Data entries

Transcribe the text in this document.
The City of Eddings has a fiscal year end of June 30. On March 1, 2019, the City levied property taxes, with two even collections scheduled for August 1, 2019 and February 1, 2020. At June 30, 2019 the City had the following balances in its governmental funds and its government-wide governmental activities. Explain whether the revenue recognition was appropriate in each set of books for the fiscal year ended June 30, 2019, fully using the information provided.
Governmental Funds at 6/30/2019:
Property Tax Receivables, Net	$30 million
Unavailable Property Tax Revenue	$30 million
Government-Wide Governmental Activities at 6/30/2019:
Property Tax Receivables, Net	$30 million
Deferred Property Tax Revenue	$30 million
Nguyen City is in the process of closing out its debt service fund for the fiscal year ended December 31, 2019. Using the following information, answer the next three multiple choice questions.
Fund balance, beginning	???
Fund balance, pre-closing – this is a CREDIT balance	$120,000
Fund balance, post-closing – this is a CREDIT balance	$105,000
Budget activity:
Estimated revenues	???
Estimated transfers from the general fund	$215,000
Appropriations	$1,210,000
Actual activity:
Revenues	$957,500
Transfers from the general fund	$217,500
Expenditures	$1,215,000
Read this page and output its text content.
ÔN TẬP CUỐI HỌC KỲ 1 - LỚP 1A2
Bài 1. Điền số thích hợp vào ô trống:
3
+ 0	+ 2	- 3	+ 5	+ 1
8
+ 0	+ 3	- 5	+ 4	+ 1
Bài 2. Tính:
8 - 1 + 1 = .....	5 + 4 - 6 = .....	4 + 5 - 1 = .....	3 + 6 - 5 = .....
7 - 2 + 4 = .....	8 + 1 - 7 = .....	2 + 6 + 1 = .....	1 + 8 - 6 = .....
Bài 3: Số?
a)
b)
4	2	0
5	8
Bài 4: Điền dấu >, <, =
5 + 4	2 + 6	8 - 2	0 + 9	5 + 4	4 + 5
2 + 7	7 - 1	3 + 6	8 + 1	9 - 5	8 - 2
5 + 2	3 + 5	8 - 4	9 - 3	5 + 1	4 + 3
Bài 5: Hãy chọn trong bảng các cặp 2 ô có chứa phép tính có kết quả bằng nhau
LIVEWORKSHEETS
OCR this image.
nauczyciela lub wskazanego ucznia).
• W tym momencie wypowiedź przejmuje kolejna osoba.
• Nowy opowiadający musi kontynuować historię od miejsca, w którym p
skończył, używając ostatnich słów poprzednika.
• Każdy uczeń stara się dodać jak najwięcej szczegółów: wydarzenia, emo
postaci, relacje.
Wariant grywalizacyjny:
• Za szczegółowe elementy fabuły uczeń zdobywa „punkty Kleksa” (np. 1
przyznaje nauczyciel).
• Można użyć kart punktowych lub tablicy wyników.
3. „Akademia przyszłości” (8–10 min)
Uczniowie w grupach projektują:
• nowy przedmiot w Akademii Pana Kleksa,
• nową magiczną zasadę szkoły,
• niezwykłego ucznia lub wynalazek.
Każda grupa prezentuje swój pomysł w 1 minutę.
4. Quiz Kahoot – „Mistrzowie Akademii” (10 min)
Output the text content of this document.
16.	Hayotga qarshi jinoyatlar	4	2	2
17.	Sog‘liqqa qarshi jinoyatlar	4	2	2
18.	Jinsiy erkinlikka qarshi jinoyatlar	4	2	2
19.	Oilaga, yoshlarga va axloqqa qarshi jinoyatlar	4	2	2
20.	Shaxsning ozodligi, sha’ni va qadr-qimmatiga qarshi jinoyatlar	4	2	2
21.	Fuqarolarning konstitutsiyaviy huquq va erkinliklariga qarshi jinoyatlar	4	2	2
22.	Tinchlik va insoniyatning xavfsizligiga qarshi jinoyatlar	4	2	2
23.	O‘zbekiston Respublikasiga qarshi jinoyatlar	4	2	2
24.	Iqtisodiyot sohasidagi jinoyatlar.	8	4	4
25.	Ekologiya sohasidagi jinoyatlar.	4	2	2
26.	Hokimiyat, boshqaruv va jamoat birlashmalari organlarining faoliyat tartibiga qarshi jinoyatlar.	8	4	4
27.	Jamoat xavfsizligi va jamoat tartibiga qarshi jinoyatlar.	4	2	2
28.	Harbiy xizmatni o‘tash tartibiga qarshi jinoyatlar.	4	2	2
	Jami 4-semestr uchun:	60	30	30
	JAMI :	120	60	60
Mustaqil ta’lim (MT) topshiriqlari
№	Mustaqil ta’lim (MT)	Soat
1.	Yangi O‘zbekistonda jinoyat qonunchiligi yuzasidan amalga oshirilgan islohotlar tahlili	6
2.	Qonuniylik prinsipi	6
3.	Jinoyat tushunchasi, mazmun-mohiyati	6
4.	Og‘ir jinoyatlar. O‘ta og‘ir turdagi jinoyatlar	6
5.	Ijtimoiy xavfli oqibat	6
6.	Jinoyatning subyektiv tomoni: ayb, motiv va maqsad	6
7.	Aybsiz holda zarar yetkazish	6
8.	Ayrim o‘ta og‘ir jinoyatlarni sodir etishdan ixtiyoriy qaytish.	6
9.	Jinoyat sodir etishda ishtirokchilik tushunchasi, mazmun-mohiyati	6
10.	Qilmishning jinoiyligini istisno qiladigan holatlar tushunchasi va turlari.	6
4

Objective
Tally the lines that hold the string "ended" and state the total, nothing more.

Solved exercise
2